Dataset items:
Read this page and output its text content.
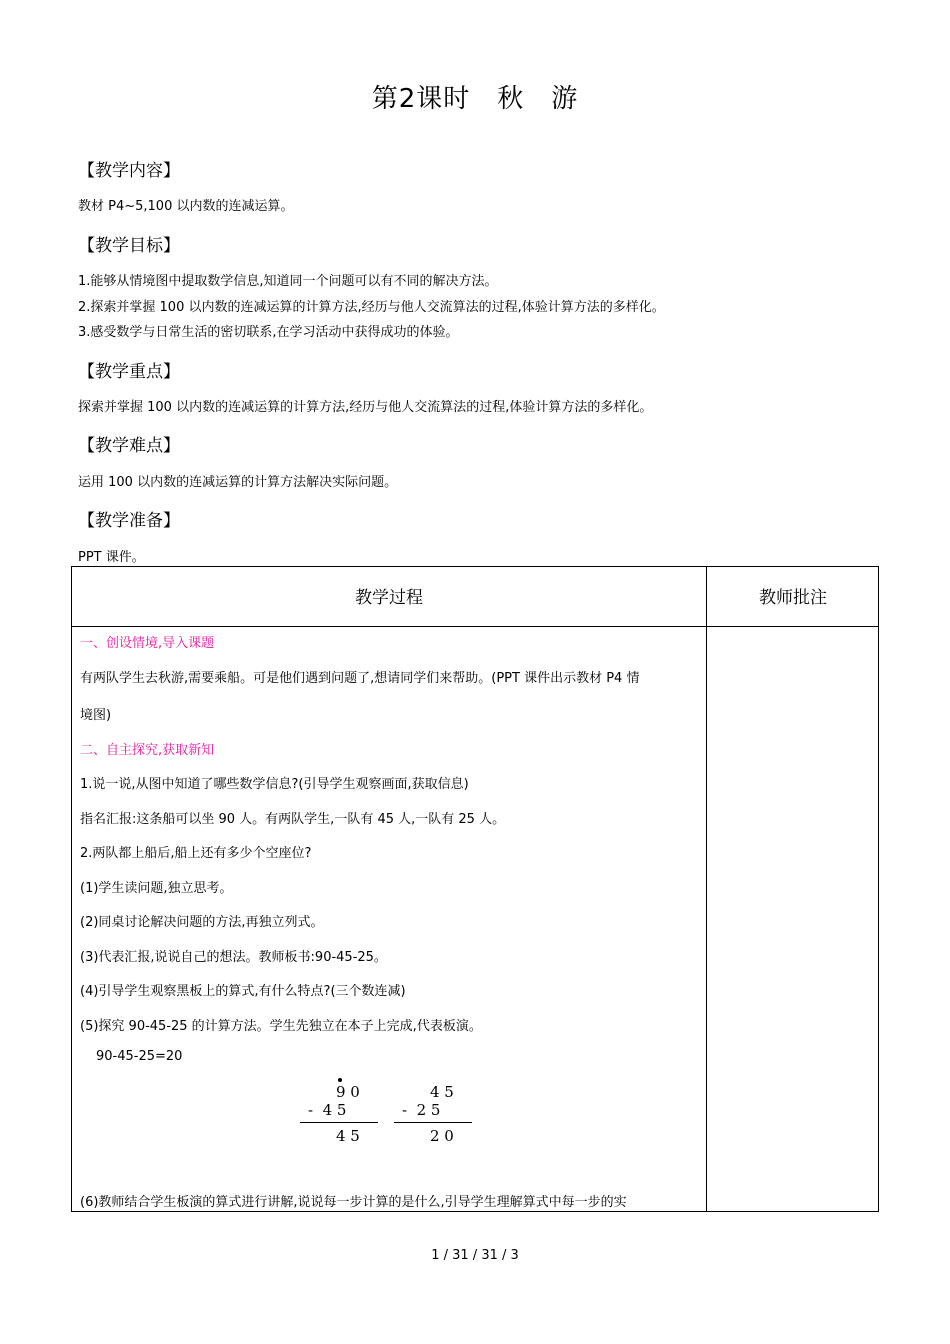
第2课时　秋　游
【教学内容】
教材 P4~5,100 以内数的连减运算。
【教学目标】
1.能够从情境图中提取数学信息,知道同一个问题可以有不同的解决方法。
2.探索并掌握 100 以内数的连减运算的计算方法,经历与他人交流算法的过程,体验计算方法的多样化。
3.感受数学与日常生活的密切联系,在学习活动中获得成功的体验。
【教学重点】
探索并掌握 100 以内数的连减运算的计算方法,经历与他人交流算法的过程,体验计算方法的多样化。
【教学难点】
运用 100 以内数的连减运算的计算方法解决实际问题。
【教学准备】
PPT 课件。
教学过程	教师批注
一、创设情境,导入课题
有两队学生去秋游,需要乘船。可是他们遇到问题了,想请同学们来帮助。(PPT 课件出示教材 P4 情
境图)
二、自主探究,获取新知
1.说一说,从图中知道了哪些数学信息?(引导学生观察画面,获取信息)
指名汇报:这条船可以坐 90 人。有两队学生,一队有 45 人,一队有 25 人。
2.两队都上船后,船上还有多少个空座位?
(1)学生读问题,独立思考。
(2)同桌讨论解决问题的方法,再独立列式。
(3)代表汇报,说说自己的想法。教师板书:90-45-25。
(4)引导学生观察黑板上的算式,有什么特点?(三个数连减)
(5)探究 90-45-25 的计算方法。学生先独立在本子上完成,代表板演。
90-45-25=20
9 0
-  4 5
4 5
4 5
-  2 5
2 0
(6)教师结合学生板演的算式进行讲解,说说每一步计算的是什么,引导学生理解算式中每一步的实
1 / 31 / 31 / 3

EXERCISE GOAL -> Only the number should be given: how many lines of the data contain the word "探索并掌握"?

FINISHED EXERCISE -> 2